Print the listing below exactly.

⁂

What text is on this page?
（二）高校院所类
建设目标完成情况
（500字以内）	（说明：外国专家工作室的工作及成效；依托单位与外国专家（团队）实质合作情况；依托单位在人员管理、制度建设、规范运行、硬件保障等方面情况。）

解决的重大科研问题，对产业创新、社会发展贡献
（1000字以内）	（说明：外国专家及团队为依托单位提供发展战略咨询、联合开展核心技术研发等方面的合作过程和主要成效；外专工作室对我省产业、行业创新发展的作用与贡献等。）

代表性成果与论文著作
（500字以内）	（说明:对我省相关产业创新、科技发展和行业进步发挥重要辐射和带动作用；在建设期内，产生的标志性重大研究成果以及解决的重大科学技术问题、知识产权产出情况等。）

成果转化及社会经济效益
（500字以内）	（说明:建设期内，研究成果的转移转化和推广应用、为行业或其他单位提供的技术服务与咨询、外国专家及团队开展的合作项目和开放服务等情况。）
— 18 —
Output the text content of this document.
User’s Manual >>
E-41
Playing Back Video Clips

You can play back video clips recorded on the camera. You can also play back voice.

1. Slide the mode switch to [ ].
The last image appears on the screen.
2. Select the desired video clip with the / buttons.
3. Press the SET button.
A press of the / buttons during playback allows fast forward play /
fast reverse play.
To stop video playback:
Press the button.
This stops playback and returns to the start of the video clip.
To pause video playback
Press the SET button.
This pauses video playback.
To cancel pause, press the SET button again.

⁂

The answer:
What text is on this page?
（二）高校院所类
建设目标完成情况
（500字以内）	（说明：外国专家工作室的工作及成效；依托单位与外国专家（团队）实质合作情况；依托单位在人员管理、制度建设、规范运行、硬件保障等方面情况。）

解决的重大科研问题，对产业创新、社会发展贡献
（1000字以内）	（说明：外国专家及团队为依托单位提供发展战略咨询、联合开展核心技术研发等方面的合作过程和主要成效；外专工作室对我省产业、行业创新发展的作用与贡献等。）

代表性成果与论文著作
（500字以内）	（说明:对我省相关产业创新、科技发展和行业进步发挥重要辐射和带动作用；在建设期内，产生的标志性重大研究成果以及解决的重大科学技术问题、知识产权产出情况等。）

成果转化及社会经济效益
（500字以内）	（说明:建设期内，研究成果的转移转化和推广应用、为行业或其他单位提供的技术服务与咨询、外国专家及团队开展的合作项目和开放服务等情况。）
— 18 —
Output the text content of this document.
User’s Manual >>
E-41
Playing Back Video Clips

You can play back video clips recorded on the camera. You can also play back voice.

1. Slide the mode switch to [ ].
The last image appears on the screen.
2. Select the desired video clip with the / buttons.
3. Press the SET button.
A press of the / buttons during playback allows fast forward play /
fast reverse play.
To stop video playback:
Press the button.
This stops playback and returns to the start of the video clip.
To pause video playback
Press the SET button.
This pauses video playback.
To cancel pause, press the SET button again.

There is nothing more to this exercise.